** Start Dataset **

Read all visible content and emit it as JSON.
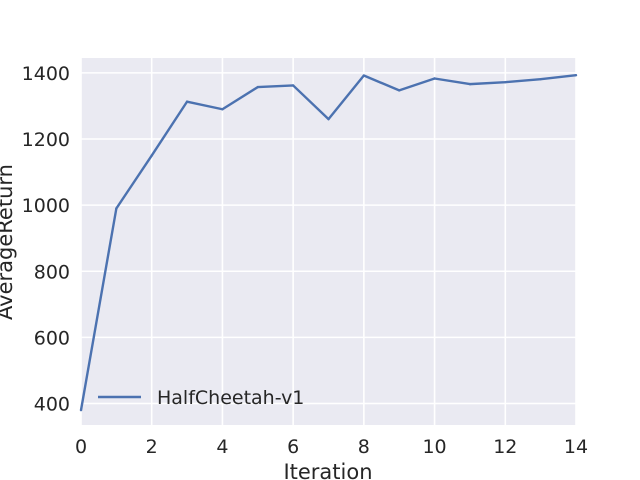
{
  "chart_data": {
    "type": "line",
    "title": "",
    "xlabel": "Iteration",
    "ylabel": "AverageReturn",
    "xlim": [
      0,
      14
    ],
    "ylim": [
      335,
      1445
    ],
    "x_ticks": [
      0,
      2,
      4,
      6,
      8,
      10,
      12,
      14
    ],
    "y_ticks": [
      400,
      600,
      800,
      1000,
      1200,
      1400
    ],
    "grid": true,
    "legend_position": "lower-left",
    "series": [
      {
        "name": "HalfCheetah-v1",
        "color": "#4c72b0",
        "x": [
          0,
          1,
          2,
          3,
          4,
          5,
          6,
          7,
          8,
          9,
          10,
          11,
          12,
          13,
          14
        ],
        "y": [
          380,
          990,
          1150,
          1313,
          1290,
          1357,
          1362,
          1260,
          1392,
          1347,
          1383,
          1366,
          1372,
          1381,
          1393
        ]
      }
    ]
  }
}
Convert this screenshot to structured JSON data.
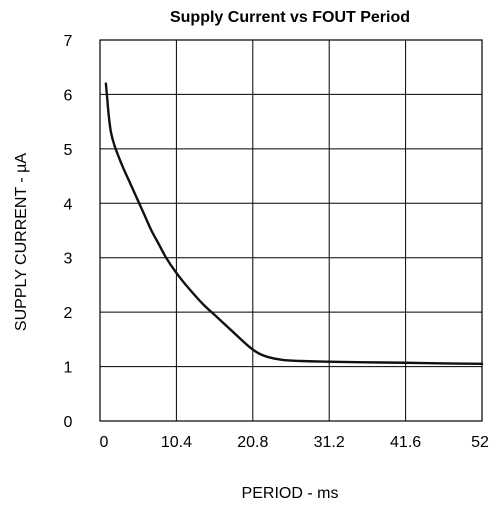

** End Dataset **

- Directions for this task
Copy each line in full and exactly, omitting any picture.

- The answer
Read all visible content and emit it as JSON.
{
  "chart_data": {
    "type": "line",
    "title": "",
    "xlabel": "Iteration",
    "ylabel": "AverageReturn",
    "xlim": [
      0,
      14
    ],
    "ylim": [
      335,
      1445
    ],
    "x_ticks": [
      0,
      2,
      4,
      6,
      8,
      10,
      12,
      14
    ],
    "y_ticks": [
      400,
      600,
      800,
      1000,
      1200,
      1400
    ],
    "grid": true,
    "legend_position": "lower-left",
    "series": [
      {
        "name": "HalfCheetah-v1",
        "color": "#4c72b0",
        "x": [
          0,
          1,
          2,
          3,
          4,
          5,
          6,
          7,
          8,
          9,
          10,
          11,
          12,
          13,
          14
        ],
        "y": [
          380,
          990,
          1150,
          1313,
          1290,
          1357,
          1362,
          1260,
          1392,
          1347,
          1383,
          1366,
          1372,
          1381,
          1393
        ]
      }
    ]
  }
}
Convert this screenshot to structured JSON data.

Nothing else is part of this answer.